____ Records supplied
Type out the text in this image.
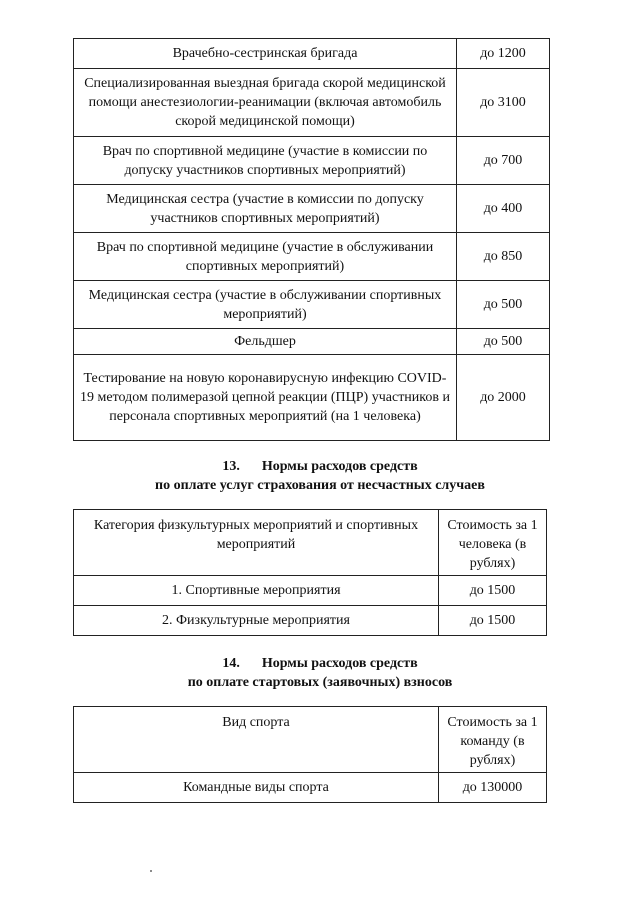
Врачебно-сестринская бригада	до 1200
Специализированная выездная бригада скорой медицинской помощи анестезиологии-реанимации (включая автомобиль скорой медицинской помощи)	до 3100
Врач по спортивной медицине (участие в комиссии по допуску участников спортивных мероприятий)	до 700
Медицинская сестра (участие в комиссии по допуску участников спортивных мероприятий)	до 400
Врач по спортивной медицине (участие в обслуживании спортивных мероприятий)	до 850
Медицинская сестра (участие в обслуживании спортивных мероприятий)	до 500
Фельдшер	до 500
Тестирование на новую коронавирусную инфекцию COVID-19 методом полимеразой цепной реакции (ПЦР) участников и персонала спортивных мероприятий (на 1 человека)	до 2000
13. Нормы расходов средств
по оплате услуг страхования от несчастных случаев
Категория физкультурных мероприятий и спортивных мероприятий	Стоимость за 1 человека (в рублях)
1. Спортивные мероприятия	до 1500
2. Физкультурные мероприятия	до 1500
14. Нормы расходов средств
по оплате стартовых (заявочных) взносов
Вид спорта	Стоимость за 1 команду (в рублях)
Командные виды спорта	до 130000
________
▶ **Aim of the task**: Show every line from the entries above in which "допуску" appears.

▶ **Exercise output**:
Врач по спортивной медицине (участие в комиссии по допуску участников спортивных мероприятий)	до 700
Медицинская сестра (участие в комиссии по допуску участников спортивных мероприятий)	до 400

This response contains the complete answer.